Input rows -
--- begin ---
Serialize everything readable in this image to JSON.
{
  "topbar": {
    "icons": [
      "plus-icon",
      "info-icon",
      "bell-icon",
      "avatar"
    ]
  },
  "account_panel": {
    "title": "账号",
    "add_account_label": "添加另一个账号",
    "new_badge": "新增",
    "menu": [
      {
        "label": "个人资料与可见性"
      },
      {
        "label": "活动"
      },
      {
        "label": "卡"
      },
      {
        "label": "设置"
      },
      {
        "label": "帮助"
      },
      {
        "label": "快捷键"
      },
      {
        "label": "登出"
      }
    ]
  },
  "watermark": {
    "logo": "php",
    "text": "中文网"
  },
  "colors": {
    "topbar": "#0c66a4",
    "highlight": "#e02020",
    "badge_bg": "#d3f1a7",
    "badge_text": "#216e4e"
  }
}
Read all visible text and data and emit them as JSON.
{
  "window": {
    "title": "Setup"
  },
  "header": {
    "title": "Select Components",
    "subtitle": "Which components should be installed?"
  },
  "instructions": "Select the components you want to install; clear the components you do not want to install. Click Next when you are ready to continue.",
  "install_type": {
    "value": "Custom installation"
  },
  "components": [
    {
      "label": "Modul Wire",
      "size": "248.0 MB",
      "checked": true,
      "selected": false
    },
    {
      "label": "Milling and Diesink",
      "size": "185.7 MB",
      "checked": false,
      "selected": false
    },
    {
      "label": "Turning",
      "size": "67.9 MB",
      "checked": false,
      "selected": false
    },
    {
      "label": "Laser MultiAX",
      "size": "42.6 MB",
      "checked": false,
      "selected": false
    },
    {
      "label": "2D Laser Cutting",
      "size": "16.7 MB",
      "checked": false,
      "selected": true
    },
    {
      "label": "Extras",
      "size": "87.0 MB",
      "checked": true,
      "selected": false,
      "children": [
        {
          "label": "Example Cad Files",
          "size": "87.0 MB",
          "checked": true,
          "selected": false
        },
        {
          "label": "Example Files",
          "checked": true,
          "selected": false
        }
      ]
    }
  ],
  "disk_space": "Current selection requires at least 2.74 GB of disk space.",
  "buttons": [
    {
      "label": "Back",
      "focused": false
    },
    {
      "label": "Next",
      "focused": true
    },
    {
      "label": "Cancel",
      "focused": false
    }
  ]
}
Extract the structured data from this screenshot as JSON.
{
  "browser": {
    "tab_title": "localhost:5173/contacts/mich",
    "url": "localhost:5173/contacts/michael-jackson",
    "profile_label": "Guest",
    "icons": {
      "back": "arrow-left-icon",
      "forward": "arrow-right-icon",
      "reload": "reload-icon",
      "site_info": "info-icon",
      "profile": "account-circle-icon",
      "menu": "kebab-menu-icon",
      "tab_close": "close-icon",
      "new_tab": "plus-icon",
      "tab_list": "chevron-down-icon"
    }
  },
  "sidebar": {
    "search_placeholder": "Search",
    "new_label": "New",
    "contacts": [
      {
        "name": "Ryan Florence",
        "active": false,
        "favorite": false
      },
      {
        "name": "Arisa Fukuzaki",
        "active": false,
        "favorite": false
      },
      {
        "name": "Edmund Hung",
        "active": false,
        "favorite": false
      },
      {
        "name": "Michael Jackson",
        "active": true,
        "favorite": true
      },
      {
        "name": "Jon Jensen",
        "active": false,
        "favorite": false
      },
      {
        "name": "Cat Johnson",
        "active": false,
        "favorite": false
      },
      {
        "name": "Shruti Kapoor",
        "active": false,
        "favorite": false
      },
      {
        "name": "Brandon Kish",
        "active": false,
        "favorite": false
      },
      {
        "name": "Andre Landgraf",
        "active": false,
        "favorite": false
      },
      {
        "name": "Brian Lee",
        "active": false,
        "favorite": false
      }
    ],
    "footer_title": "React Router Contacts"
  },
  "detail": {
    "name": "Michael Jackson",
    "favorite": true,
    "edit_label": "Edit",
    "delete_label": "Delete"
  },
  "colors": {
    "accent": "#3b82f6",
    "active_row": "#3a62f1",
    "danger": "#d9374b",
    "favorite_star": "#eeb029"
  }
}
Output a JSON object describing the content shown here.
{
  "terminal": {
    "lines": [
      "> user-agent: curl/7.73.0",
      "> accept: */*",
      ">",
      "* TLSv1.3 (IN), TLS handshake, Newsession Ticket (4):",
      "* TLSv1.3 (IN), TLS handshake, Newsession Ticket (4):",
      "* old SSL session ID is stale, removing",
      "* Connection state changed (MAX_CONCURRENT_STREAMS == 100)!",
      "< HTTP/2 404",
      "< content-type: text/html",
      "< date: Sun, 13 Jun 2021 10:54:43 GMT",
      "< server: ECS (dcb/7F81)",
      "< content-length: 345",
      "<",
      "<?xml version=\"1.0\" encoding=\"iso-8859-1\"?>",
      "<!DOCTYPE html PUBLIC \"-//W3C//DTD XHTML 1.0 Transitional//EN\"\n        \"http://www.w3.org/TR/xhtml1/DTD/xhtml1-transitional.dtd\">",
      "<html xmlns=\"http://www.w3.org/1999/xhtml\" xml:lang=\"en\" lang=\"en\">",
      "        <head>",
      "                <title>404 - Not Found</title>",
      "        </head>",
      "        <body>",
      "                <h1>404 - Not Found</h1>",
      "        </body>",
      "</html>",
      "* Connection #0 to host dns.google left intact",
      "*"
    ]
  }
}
--- end ---
What you are asked to do - Find every line that holds "html" and copy it.

Complete response -
      "< content-type: text/html",
      "<!DOCTYPE html PUBLIC \"-//W3C//DTD XHTML 1.0 Transitional//EN\"\n        \"http://www.w3.org/TR/xhtml1/DTD/xhtml1-transitional.dtd\">",
      "<html xmlns=\"http://www.w3.org/1999/xhtml\" xml:lang=\"en\" lang=\"en\">",
      "</html>",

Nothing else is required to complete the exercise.